- What you will do: Work out how many lines of the records contain "Prel". Answer with the number and nothing else.

BEGIN Input rows

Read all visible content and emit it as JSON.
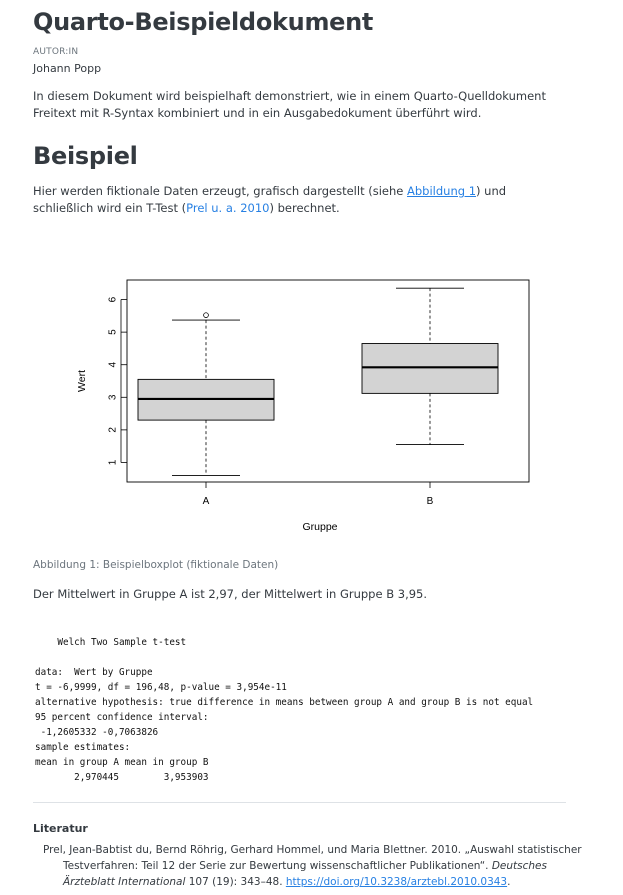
{
  "header": {
    "title": "Quarto-Beispieldokument",
    "author_label": "AUTOR:IN",
    "author_name": "Johann Popp"
  },
  "intro": "In diesem Dokument wird beispielhaft demonstriert, wie in einem Quarto-Quelldokument Freitext mit R-Syntax kombiniert und in ein Ausgabedokument überführt wird.",
  "section": {
    "heading": "Beispiel",
    "text_before_fig_link": "Hier werden fiktionale Daten erzeugt, grafisch dargestellt (siehe ",
    "fig_link": "Abbildung 1",
    "text_between": ") und schließlich wird ein T-Test (",
    "citation_link": "Prel u. a. 2010",
    "text_after": ") berechnet."
  },
  "figure": {
    "caption": "Abbildung 1: Beispielboxplot (fiktionale Daten)"
  },
  "chart_data": {
    "type": "boxplot",
    "xlabel": "Gruppe",
    "ylabel": "Wert",
    "categories": [
      "A",
      "B"
    ],
    "ylim": [
      0.4,
      6.6
    ],
    "yticks": [
      "1",
      "2",
      "3",
      "4",
      "5",
      "6"
    ],
    "boxes": [
      {
        "name": "A",
        "whisker_low": 0.6,
        "q1": 2.3,
        "median": 2.95,
        "q3": 3.55,
        "whisker_high": 5.37,
        "outliers": [
          5.52
        ]
      },
      {
        "name": "B",
        "whisker_low": 1.55,
        "q1": 3.12,
        "median": 3.92,
        "q3": 4.65,
        "whisker_high": 6.35,
        "outliers": []
      }
    ],
    "box_fill": "#d3d3d3"
  },
  "mean_text": "Der Mittelwert in Gruppe A ist 2,97, der Mittelwert in Gruppe B 3,95.",
  "ttest_output": [
    "",
    "    Welch Two Sample t-test",
    "",
    "data:  Wert by Gruppe",
    "t = -6,9999, df = 196,48, p-value = 3,954e-11",
    "alternative hypothesis: true difference in means between group A and group B is not equal",
    "95 percent confidence interval:",
    " -1,2605332 -0,7063826",
    "sample estimates:",
    "mean in group A mean in group B",
    "       2,970445        3,953903"
  ],
  "literature": {
    "heading": "Literatur",
    "entry_part1": "Prel, Jean-Babtist du, Bernd Röhrig, Gerhard Hommel, und Maria Blettner. 2010. „Auswahl statistischer Testverfahren: Teil 12 der Serie zur Bewertung wissenschaftlicher Publikationen“. ",
    "entry_journal": "Deutsches Ärzteblatt International",
    "entry_part2": " 107 (19): 343–48. ",
    "entry_doi": "https://doi.org/10.3238/arztebl.2010.0343",
    "entry_end": "."
  }
}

END Input rows

- Task answer: 2